**MATERIAL PROVIDED**
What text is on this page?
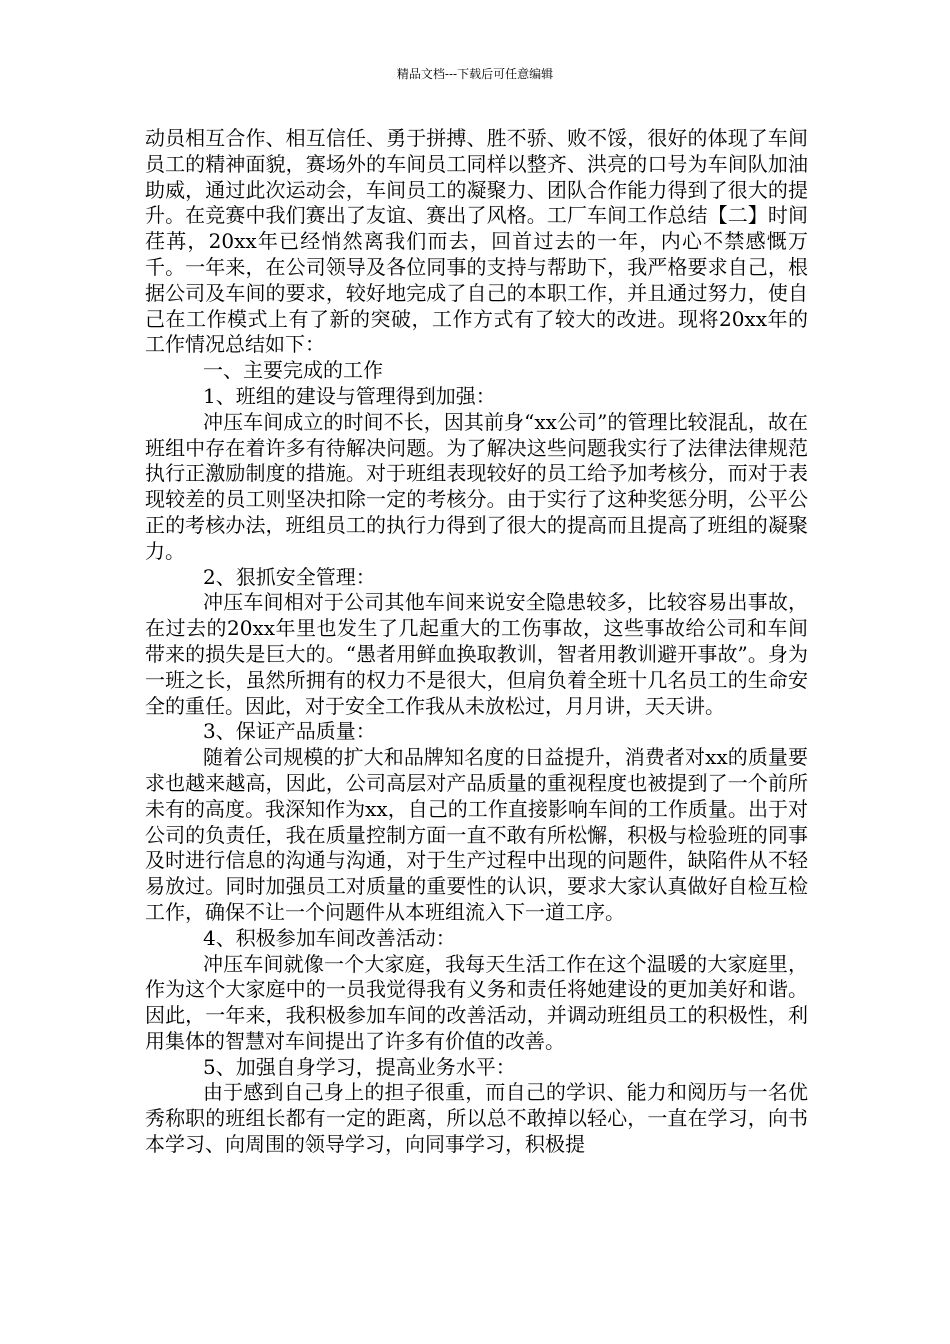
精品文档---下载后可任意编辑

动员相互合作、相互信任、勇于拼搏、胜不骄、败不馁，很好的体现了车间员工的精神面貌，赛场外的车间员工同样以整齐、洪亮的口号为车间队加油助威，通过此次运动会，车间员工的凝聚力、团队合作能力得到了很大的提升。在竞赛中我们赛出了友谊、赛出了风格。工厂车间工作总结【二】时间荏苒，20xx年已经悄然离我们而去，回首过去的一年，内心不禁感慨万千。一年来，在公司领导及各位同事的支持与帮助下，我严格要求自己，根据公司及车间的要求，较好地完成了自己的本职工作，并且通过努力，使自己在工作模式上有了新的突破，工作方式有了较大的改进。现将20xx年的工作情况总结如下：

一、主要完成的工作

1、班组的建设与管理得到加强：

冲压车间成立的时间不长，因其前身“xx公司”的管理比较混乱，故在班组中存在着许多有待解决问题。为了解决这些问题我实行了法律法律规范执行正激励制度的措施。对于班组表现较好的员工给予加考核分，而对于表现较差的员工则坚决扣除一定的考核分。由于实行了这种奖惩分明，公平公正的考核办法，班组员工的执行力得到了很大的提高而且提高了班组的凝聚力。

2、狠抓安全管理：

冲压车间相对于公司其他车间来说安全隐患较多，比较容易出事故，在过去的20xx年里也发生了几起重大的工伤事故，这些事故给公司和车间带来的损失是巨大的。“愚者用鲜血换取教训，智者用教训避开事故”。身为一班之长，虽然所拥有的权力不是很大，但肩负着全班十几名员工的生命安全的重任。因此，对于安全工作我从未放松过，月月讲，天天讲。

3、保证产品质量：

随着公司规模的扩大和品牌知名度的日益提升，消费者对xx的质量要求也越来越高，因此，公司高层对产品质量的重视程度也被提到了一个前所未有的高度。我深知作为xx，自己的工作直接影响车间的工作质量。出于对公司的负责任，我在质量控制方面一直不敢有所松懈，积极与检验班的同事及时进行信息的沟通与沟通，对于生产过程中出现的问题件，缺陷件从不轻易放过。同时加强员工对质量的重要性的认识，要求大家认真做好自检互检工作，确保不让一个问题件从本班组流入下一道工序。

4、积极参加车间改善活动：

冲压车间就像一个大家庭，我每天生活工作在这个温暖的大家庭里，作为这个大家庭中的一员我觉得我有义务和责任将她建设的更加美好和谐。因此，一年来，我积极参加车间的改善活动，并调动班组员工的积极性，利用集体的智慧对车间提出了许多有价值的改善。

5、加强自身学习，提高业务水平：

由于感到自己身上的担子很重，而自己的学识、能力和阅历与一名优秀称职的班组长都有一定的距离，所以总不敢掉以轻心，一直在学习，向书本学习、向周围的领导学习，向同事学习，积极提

**WHAT NEEDS TO BE DONE**
Transcribe each line above verbatim, with the pictures left out.

**EXPECTED ANSWER**
What text is on this page?
精品文档---下载后可任意编辑

动员相互合作、相互信任、勇于拼搏、胜不骄、败不馁，很好的体现了车间员工的精神面貌，赛场外的车间员工同样以整齐、洪亮的口号为车间队加油助威，通过此次运动会，车间员工的凝聚力、团队合作能力得到了很大的提升。在竞赛中我们赛出了友谊、赛出了风格。工厂车间工作总结【二】时间荏苒，20xx年已经悄然离我们而去，回首过去的一年，内心不禁感慨万千。一年来，在公司领导及各位同事的支持与帮助下，我严格要求自己，根据公司及车间的要求，较好地完成了自己的本职工作，并且通过努力，使自己在工作模式上有了新的突破，工作方式有了较大的改进。现将20xx年的工作情况总结如下：

一、主要完成的工作

1、班组的建设与管理得到加强：

冲压车间成立的时间不长，因其前身“xx公司”的管理比较混乱，故在班组中存在着许多有待解决问题。为了解决这些问题我实行了法律法律规范执行正激励制度的措施。对于班组表现较好的员工给予加考核分，而对于表现较差的员工则坚决扣除一定的考核分。由于实行了这种奖惩分明，公平公正的考核办法，班组员工的执行力得到了很大的提高而且提高了班组的凝聚力。

2、狠抓安全管理：

冲压车间相对于公司其他车间来说安全隐患较多，比较容易出事故，在过去的20xx年里也发生了几起重大的工伤事故，这些事故给公司和车间带来的损失是巨大的。“愚者用鲜血换取教训，智者用教训避开事故”。身为一班之长，虽然所拥有的权力不是很大，但肩负着全班十几名员工的生命安全的重任。因此，对于安全工作我从未放松过，月月讲，天天讲。

3、保证产品质量：

随着公司规模的扩大和品牌知名度的日益提升，消费者对xx的质量要求也越来越高，因此，公司高层对产品质量的重视程度也被提到了一个前所未有的高度。我深知作为xx，自己的工作直接影响车间的工作质量。出于对公司的负责任，我在质量控制方面一直不敢有所松懈，积极与检验班的同事及时进行信息的沟通与沟通，对于生产过程中出现的问题件，缺陷件从不轻易放过。同时加强员工对质量的重要性的认识，要求大家认真做好自检互检工作，确保不让一个问题件从本班组流入下一道工序。

4、积极参加车间改善活动：

冲压车间就像一个大家庭，我每天生活工作在这个温暖的大家庭里，作为这个大家庭中的一员我觉得我有义务和责任将她建设的更加美好和谐。因此，一年来，我积极参加车间的改善活动，并调动班组员工的积极性，利用集体的智慧对车间提出了许多有价值的改善。

5、加强自身学习，提高业务水平：

由于感到自己身上的担子很重，而自己的学识、能力和阅历与一名优秀称职的班组长都有一定的距离，所以总不敢掉以轻心，一直在学习，向书本学习、向周围的领导学习，向同事学习，积极提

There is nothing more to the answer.